Given task
Using the listing below, copy every line that mentions "block".

## Start Records supplied

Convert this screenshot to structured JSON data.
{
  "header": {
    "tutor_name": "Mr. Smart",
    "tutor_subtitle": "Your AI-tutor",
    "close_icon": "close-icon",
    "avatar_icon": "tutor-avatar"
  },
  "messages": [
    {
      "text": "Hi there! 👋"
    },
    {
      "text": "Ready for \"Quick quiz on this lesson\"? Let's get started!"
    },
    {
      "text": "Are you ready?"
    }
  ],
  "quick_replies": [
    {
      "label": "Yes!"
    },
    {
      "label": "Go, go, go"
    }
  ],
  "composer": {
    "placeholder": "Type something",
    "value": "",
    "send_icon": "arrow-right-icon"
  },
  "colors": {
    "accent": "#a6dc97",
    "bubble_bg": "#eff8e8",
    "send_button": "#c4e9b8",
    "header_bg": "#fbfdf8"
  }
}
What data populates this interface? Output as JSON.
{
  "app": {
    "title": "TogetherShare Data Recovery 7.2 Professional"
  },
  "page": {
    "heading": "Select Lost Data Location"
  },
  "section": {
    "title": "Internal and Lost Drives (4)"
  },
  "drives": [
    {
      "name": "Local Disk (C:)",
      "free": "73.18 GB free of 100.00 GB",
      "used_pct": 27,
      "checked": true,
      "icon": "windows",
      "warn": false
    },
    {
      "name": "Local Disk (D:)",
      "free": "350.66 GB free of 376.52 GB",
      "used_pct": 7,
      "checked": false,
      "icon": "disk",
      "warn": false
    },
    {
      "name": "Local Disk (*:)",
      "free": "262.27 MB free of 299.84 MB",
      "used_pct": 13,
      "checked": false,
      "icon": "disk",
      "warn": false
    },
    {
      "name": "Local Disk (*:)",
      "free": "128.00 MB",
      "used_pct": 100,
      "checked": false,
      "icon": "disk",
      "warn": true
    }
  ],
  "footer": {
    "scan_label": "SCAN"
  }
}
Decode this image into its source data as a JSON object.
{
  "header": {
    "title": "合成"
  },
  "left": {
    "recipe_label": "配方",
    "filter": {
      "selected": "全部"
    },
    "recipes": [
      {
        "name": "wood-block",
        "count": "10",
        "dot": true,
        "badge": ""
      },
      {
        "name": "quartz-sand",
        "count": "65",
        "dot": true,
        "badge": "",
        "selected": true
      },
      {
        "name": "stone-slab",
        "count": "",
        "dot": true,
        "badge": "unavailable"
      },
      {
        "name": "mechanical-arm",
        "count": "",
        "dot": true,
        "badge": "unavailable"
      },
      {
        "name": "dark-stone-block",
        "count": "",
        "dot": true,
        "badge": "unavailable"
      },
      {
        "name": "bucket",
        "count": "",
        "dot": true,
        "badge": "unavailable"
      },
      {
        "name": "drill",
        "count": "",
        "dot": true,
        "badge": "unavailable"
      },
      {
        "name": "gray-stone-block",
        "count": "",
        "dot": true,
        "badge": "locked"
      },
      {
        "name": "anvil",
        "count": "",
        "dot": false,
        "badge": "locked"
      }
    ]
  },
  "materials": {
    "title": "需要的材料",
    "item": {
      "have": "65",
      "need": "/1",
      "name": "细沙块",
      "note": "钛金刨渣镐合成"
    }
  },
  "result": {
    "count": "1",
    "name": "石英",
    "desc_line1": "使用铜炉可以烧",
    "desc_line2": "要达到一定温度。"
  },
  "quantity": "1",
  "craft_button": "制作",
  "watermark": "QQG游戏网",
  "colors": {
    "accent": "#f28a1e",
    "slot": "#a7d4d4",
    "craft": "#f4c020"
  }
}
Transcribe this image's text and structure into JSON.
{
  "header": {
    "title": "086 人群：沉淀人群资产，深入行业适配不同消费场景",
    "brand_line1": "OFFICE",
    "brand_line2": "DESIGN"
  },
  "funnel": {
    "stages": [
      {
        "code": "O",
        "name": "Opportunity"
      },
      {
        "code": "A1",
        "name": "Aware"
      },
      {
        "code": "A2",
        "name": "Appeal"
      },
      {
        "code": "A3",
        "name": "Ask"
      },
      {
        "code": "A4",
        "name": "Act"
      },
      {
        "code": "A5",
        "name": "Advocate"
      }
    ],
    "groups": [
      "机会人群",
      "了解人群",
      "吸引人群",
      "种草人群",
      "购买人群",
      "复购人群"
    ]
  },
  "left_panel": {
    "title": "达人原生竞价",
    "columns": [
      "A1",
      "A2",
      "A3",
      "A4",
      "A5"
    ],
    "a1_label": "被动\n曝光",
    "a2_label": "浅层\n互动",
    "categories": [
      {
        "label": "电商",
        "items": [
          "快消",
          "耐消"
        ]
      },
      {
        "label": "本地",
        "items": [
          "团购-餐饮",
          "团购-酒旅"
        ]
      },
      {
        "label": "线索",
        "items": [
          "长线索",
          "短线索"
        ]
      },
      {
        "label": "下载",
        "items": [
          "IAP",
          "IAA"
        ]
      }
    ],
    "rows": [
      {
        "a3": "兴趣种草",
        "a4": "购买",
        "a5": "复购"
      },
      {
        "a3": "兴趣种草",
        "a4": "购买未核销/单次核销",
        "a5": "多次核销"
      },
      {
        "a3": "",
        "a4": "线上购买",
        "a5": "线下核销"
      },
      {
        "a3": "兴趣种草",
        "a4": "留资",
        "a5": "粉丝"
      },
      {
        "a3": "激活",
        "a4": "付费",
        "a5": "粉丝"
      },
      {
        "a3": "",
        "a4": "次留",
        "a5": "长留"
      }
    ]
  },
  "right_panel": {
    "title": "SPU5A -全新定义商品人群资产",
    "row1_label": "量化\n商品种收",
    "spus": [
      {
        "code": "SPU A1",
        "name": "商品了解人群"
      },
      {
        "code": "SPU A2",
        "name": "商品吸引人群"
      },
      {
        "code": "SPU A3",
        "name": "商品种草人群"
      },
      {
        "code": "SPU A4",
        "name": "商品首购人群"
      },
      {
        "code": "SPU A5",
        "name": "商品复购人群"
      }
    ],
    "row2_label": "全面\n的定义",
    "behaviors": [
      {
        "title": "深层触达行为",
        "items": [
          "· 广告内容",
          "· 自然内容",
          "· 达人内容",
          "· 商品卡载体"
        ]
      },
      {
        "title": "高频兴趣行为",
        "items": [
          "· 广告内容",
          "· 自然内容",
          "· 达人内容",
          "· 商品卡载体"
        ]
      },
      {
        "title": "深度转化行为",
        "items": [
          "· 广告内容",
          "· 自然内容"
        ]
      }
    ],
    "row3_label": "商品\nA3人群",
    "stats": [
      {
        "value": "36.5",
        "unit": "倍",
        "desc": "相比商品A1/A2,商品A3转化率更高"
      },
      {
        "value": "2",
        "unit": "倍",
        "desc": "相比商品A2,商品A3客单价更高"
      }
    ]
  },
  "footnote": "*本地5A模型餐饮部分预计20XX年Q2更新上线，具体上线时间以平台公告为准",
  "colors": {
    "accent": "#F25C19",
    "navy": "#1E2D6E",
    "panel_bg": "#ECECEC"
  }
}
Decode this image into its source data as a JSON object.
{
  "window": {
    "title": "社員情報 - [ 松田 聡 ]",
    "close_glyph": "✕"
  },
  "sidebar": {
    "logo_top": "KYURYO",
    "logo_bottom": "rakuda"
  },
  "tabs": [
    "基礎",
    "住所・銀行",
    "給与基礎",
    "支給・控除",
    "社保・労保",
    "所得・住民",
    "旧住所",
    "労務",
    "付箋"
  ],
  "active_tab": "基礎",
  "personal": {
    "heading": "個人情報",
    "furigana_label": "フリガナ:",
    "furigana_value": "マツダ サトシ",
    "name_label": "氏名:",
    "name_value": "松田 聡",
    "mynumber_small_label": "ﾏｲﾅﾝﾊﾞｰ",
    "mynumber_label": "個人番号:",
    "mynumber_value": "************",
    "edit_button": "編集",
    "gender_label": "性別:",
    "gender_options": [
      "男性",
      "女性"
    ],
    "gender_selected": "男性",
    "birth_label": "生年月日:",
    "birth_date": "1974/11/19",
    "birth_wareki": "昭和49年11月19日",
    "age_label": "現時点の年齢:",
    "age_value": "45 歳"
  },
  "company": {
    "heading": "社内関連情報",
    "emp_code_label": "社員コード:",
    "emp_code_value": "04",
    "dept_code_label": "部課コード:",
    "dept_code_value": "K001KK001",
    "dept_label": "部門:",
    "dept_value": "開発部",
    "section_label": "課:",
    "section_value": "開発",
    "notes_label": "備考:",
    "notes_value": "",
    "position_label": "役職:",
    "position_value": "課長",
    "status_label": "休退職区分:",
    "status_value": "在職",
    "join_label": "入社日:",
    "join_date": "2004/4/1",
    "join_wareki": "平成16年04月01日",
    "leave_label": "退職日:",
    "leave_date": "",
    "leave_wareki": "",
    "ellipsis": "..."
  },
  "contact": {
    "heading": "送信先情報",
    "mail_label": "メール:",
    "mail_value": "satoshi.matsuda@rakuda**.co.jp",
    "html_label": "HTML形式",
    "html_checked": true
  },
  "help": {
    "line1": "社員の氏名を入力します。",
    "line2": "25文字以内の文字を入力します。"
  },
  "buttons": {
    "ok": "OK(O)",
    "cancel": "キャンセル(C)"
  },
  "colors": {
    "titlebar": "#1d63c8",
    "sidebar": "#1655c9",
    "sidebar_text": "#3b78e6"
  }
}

## End Records supplied

Solved problem
        "name": "wood-block",
        "name": "dark-stone-block",
        "name": "gray-stone-block",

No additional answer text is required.